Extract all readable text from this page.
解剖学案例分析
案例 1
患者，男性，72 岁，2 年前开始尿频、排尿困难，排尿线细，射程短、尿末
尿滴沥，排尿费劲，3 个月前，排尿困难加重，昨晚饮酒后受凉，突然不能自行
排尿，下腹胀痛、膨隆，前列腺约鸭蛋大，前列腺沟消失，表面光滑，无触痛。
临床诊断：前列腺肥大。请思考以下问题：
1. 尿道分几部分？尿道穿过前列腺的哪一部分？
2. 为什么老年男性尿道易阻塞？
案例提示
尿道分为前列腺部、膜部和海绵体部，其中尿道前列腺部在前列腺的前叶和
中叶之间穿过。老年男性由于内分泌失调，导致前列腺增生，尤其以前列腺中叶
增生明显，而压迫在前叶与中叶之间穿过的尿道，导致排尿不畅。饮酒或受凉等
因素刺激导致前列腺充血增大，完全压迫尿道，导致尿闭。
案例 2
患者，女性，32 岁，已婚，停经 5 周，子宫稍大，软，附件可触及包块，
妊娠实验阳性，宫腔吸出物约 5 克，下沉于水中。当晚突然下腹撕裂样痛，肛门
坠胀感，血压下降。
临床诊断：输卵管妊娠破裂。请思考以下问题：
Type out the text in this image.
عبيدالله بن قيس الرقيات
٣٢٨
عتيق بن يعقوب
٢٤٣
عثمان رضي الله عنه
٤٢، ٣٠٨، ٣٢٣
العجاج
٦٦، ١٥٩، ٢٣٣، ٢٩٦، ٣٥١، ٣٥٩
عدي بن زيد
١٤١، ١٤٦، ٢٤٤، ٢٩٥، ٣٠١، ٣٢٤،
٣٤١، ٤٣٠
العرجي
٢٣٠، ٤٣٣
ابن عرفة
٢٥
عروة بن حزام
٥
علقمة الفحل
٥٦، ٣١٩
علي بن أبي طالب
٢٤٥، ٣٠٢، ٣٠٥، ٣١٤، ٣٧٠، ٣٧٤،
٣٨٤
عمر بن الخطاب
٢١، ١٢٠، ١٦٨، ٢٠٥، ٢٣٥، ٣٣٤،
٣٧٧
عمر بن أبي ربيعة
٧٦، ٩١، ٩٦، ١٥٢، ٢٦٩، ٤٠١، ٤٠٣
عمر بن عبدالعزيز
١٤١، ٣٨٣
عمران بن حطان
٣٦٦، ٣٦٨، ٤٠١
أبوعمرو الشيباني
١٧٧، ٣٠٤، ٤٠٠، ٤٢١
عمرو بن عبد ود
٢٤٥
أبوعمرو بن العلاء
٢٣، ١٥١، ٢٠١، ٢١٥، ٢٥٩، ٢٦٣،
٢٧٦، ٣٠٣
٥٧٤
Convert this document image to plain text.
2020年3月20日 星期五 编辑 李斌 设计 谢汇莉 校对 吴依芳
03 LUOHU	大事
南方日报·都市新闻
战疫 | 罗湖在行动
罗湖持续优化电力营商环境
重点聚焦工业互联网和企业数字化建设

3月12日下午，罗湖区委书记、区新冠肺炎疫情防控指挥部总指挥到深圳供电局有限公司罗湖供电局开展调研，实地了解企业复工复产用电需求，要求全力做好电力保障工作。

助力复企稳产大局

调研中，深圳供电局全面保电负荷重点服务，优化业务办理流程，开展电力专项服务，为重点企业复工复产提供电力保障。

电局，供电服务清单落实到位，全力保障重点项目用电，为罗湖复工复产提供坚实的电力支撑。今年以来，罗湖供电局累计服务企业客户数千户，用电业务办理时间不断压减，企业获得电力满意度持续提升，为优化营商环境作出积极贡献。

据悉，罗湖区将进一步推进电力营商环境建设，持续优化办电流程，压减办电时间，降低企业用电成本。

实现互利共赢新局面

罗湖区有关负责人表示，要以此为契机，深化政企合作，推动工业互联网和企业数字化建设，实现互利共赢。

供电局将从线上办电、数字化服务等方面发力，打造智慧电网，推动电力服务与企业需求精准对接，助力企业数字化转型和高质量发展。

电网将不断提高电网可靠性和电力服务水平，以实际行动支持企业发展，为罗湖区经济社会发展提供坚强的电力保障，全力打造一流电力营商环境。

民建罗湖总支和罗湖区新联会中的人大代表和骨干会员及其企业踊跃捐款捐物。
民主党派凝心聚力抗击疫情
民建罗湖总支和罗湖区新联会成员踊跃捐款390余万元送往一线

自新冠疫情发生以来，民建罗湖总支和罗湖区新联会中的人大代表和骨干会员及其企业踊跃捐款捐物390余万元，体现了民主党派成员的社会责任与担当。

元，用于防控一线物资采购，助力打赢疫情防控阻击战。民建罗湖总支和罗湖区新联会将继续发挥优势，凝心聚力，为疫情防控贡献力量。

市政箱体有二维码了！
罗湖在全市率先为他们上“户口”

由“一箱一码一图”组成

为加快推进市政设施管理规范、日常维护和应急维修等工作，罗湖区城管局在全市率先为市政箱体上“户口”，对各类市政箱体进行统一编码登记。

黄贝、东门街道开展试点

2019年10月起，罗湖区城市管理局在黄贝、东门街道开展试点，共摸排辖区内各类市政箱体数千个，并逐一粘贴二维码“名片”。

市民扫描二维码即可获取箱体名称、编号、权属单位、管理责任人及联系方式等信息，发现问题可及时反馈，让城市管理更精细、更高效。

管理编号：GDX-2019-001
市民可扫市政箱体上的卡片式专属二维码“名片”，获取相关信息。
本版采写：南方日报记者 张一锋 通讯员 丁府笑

GIVEN REQUEST – Reproduce nothing but the lines from the line containing "Convert this document image to plain text." to the last line of the data, each exactly as written.

FINISHED EXERCISE –
Convert this document image to plain text.
2020年3月20日 星期五 编辑 李斌 设计 谢汇莉 校对 吴依芳
03 LUOHU	大事
南方日报·都市新闻
战疫 | 罗湖在行动
罗湖持续优化电力营商环境
重点聚焦工业互联网和企业数字化建设

3月12日下午，罗湖区委书记、区新冠肺炎疫情防控指挥部总指挥到深圳供电局有限公司罗湖供电局开展调研，实地了解企业复工复产用电需求，要求全力做好电力保障工作。

助力复企稳产大局

调研中，深圳供电局全面保电负荷重点服务，优化业务办理流程，开展电力专项服务，为重点企业复工复产提供电力保障。

电局，供电服务清单落实到位，全力保障重点项目用电，为罗湖复工复产提供坚实的电力支撑。今年以来，罗湖供电局累计服务企业客户数千户，用电业务办理时间不断压减，企业获得电力满意度持续提升，为优化营商环境作出积极贡献。

据悉，罗湖区将进一步推进电力营商环境建设，持续优化办电流程，压减办电时间，降低企业用电成本。

实现互利共赢新局面

罗湖区有关负责人表示，要以此为契机，深化政企合作，推动工业互联网和企业数字化建设，实现互利共赢。

供电局将从线上办电、数字化服务等方面发力，打造智慧电网，推动电力服务与企业需求精准对接，助力企业数字化转型和高质量发展。

电网将不断提高电网可靠性和电力服务水平，以实际行动支持企业发展，为罗湖区经济社会发展提供坚强的电力保障，全力打造一流电力营商环境。

民建罗湖总支和罗湖区新联会中的人大代表和骨干会员及其企业踊跃捐款捐物。
民主党派凝心聚力抗击疫情
民建罗湖总支和罗湖区新联会成员踊跃捐款390余万元送往一线

自新冠疫情发生以来，民建罗湖总支和罗湖区新联会中的人大代表和骨干会员及其企业踊跃捐款捐物390余万元，体现了民主党派成员的社会责任与担当。

元，用于防控一线物资采购，助力打赢疫情防控阻击战。民建罗湖总支和罗湖区新联会将继续发挥优势，凝心聚力，为疫情防控贡献力量。

市政箱体有二维码了！
罗湖在全市率先为他们上“户口”

由“一箱一码一图”组成

为加快推进市政设施管理规范、日常维护和应急维修等工作，罗湖区城管局在全市率先为市政箱体上“户口”，对各类市政箱体进行统一编码登记。

黄贝、东门街道开展试点

2019年10月起，罗湖区城市管理局在黄贝、东门街道开展试点，共摸排辖区内各类市政箱体数千个，并逐一粘贴二维码“名片”。

市民扫描二维码即可获取箱体名称、编号、权属单位、管理责任人及联系方式等信息，发现问题可及时反馈，让城市管理更精细、更高效。

管理编号：GDX-2019-001
市民可扫市政箱体上的卡片式专属二维码“名片”，获取相关信息。
本版采写：南方日报记者 张一锋 通讯员 丁府笑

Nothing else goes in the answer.